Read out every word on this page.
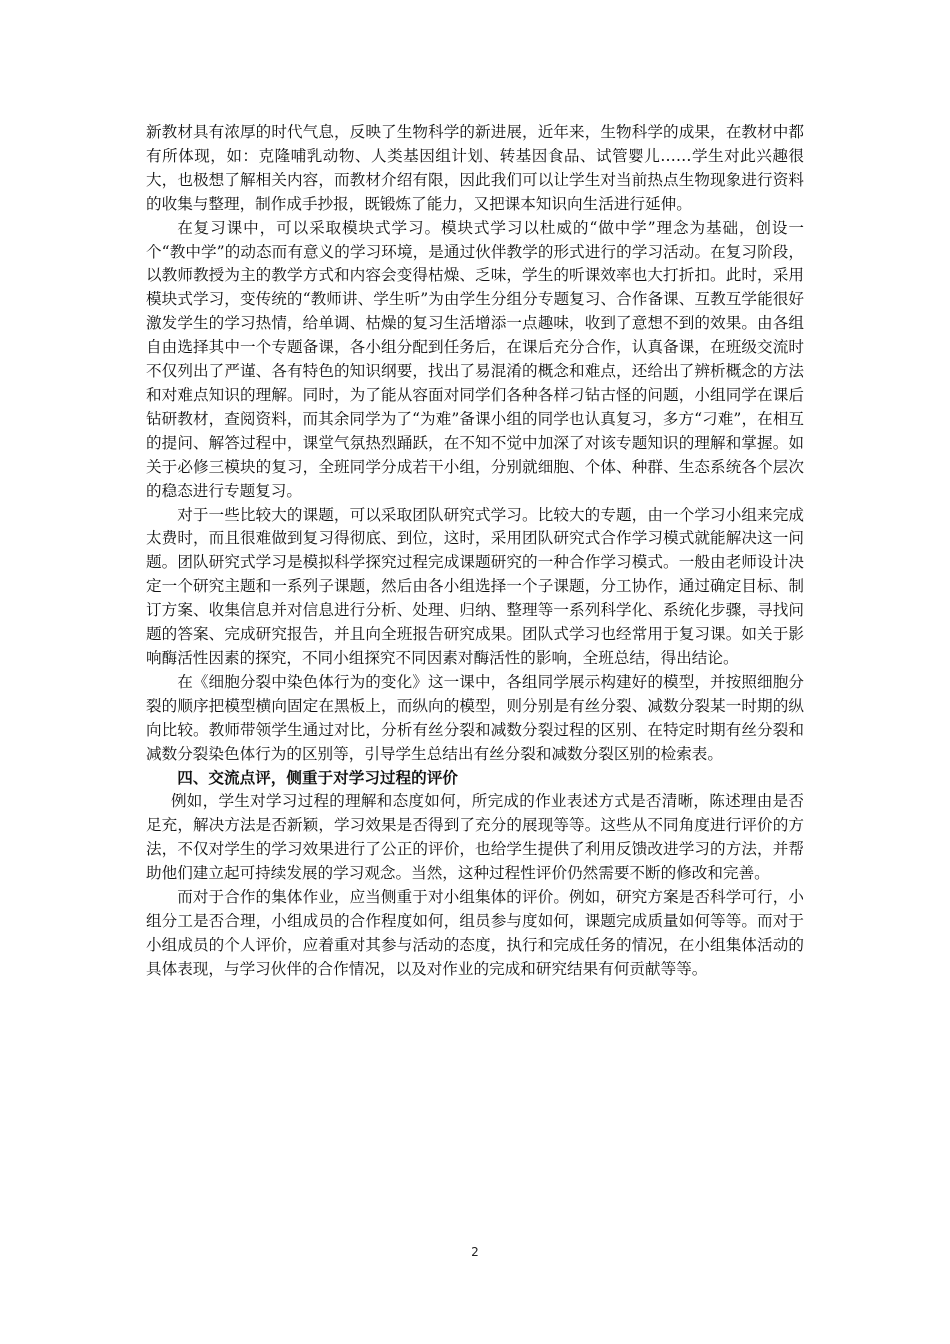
新教材具有浓厚的时代气息，反映了生物科学的新进展，近年来，生物科学的成果，在教材中都有所体现，如：克隆哺乳动物、人类基因组计划、转基因食品、试管婴儿……学生对此兴趣很大，也极想了解相关内容，而教材介绍有限，因此我们可以让学生对当前热点生物现象进行资料的收集与整理，制作成手抄报，既锻炼了能力，又把课本知识向生活进行延伸。

在复习课中，可以采取模块式学习。模块式学习以杜威的“做中学”理念为基础，创设一个“教中学”的动态而有意义的学习环境，是通过伙伴教学的形式进行的学习活动。在复习阶段，以教师教授为主的教学方式和内容会变得枯燥、乏味，学生的听课效率也大打折扣。此时，采用模块式学习，变传统的“教师讲、学生听”为由学生分组分专题复习、合作备课、互教互学能很好激发学生的学习热情，给单调、枯燥的复习生活增添一点趣味，收到了意想不到的效果。由各组自由选择其中一个专题备课，各小组分配到任务后，在课后充分合作，认真备课，在班级交流时不仅列出了严谨、各有特色的知识纲要，找出了易混淆的概念和难点，还给出了辨析概念的方法和对难点知识的理解。同时，为了能从容面对同学们各种各样刁钻古怪的问题，小组同学在课后钻研教材，查阅资料，而其余同学为了“为难”备课小组的同学也认真复习，多方“刁难”，在相互的提问、解答过程中，课堂气氛热烈踊跃，在不知不觉中加深了对该专题知识的理解和掌握。如关于必修三模块的复习，全班同学分成若干小组，分别就细胞、个体、种群、生态系统各个层次的稳态进行专题复习。

对于一些比较大的课题，可以采取团队研究式学习。比较大的专题，由一个学习小组来完成太费时，而且很难做到复习得彻底、到位，这时，采用团队研究式合作学习模式就能解决这一问题。团队研究式学习是模拟科学探究过程完成课题研究的一种合作学习模式。一般由老师设计决定一个研究主题和一系列子课题，然后由各小组选择一个子课题，分工协作，通过确定目标、制订方案、收集信息并对信息进行分析、处理、归纳、整理等一系列科学化、系统化步骤，寻找问题的答案、完成研究报告，并且向全班报告研究成果。团队式学习也经常用于复习课。如关于影响酶活性因素的探究，不同小组探究不同因素对酶活性的影响，全班总结，得出结论。

在《细胞分裂中染色体行为的变化》这一课中，各组同学展示构建好的模型，并按照细胞分裂的顺序把模型横向固定在黑板上，而纵向的模型，则分别是有丝分裂、减数分裂某一时期的纵向比较。教师带领学生通过对比，分析有丝分裂和减数分裂过程的区别、在特定时期有丝分裂和减数分裂染色体行为的区别等，引导学生总结出有丝分裂和减数分裂区别的检索表。

四、交流点评，侧重于对学习过程的评价

例如，学生对学习过程的理解和态度如何，所完成的作业表述方式是否清晰，陈述理由是否足充，解决方法是否新颖，学习效果是否得到了充分的展现等等。这些从不同角度进行评价的方法，不仅对学生的学习效果进行了公正的评价，也给学生提供了利用反馈改进学习的方法，并帮助他们建立起可持续发展的学习观念。当然，这种过程性评价仍然需要不断的修改和完善。

而对于合作的集体作业，应当侧重于对小组集体的评价。例如，研究方案是否科学可行，小组分工是否合理，小组成员的合作程度如何，组员参与度如何，课题完成质量如何等等。而对于小组成员的个人评价，应着重对其参与活动的态度，执行和完成任务的情况，在小组集体活动的具体表现，与学习伙伴的合作情况，以及对作业的完成和研究结果有何贡献等等。

2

» **The exercise**
Leave out the pictures and retype every line above exactly.

» **Solved problem**
Read out every word on this page.
新教材具有浓厚的时代气息，反映了生物科学的新进展，近年来，生物科学的成果，在教材中都有所体现，如：克隆哺乳动物、人类基因组计划、转基因食品、试管婴儿……学生对此兴趣很大，也极想了解相关内容，而教材介绍有限，因此我们可以让学生对当前热点生物现象进行资料的收集与整理，制作成手抄报，既锻炼了能力，又把课本知识向生活进行延伸。

在复习课中，可以采取模块式学习。模块式学习以杜威的“做中学”理念为基础，创设一个“教中学”的动态而有意义的学习环境，是通过伙伴教学的形式进行的学习活动。在复习阶段，以教师教授为主的教学方式和内容会变得枯燥、乏味，学生的听课效率也大打折扣。此时，采用模块式学习，变传统的“教师讲、学生听”为由学生分组分专题复习、合作备课、互教互学能很好激发学生的学习热情，给单调、枯燥的复习生活增添一点趣味，收到了意想不到的效果。由各组自由选择其中一个专题备课，各小组分配到任务后，在课后充分合作，认真备课，在班级交流时不仅列出了严谨、各有特色的知识纲要，找出了易混淆的概念和难点，还给出了辨析概念的方法和对难点知识的理解。同时，为了能从容面对同学们各种各样刁钻古怪的问题，小组同学在课后钻研教材，查阅资料，而其余同学为了“为难”备课小组的同学也认真复习，多方“刁难”，在相互的提问、解答过程中，课堂气氛热烈踊跃，在不知不觉中加深了对该专题知识的理解和掌握。如关于必修三模块的复习，全班同学分成若干小组，分别就细胞、个体、种群、生态系统各个层次的稳态进行专题复习。

对于一些比较大的课题，可以采取团队研究式学习。比较大的专题，由一个学习小组来完成太费时，而且很难做到复习得彻底、到位，这时，采用团队研究式合作学习模式就能解决这一问题。团队研究式学习是模拟科学探究过程完成课题研究的一种合作学习模式。一般由老师设计决定一个研究主题和一系列子课题，然后由各小组选择一个子课题，分工协作，通过确定目标、制订方案、收集信息并对信息进行分析、处理、归纳、整理等一系列科学化、系统化步骤，寻找问题的答案、完成研究报告，并且向全班报告研究成果。团队式学习也经常用于复习课。如关于影响酶活性因素的探究，不同小组探究不同因素对酶活性的影响，全班总结，得出结论。

在《细胞分裂中染色体行为的变化》这一课中，各组同学展示构建好的模型，并按照细胞分裂的顺序把模型横向固定在黑板上，而纵向的模型，则分别是有丝分裂、减数分裂某一时期的纵向比较。教师带领学生通过对比，分析有丝分裂和减数分裂过程的区别、在特定时期有丝分裂和减数分裂染色体行为的区别等，引导学生总结出有丝分裂和减数分裂区别的检索表。

四、交流点评，侧重于对学习过程的评价

例如，学生对学习过程的理解和态度如何，所完成的作业表述方式是否清晰，陈述理由是否足充，解决方法是否新颖，学习效果是否得到了充分的展现等等。这些从不同角度进行评价的方法，不仅对学生的学习效果进行了公正的评价，也给学生提供了利用反馈改进学习的方法，并帮助他们建立起可持续发展的学习观念。当然，这种过程性评价仍然需要不断的修改和完善。

而对于合作的集体作业，应当侧重于对小组集体的评价。例如，研究方案是否科学可行，小组分工是否合理，小组成员的合作程度如何，组员参与度如何，课题完成质量如何等等。而对于小组成员的个人评价，应着重对其参与活动的态度，执行和完成任务的情况，在小组集体活动的具体表现，与学习伙伴的合作情况，以及对作业的完成和研究结果有何贡献等等。

2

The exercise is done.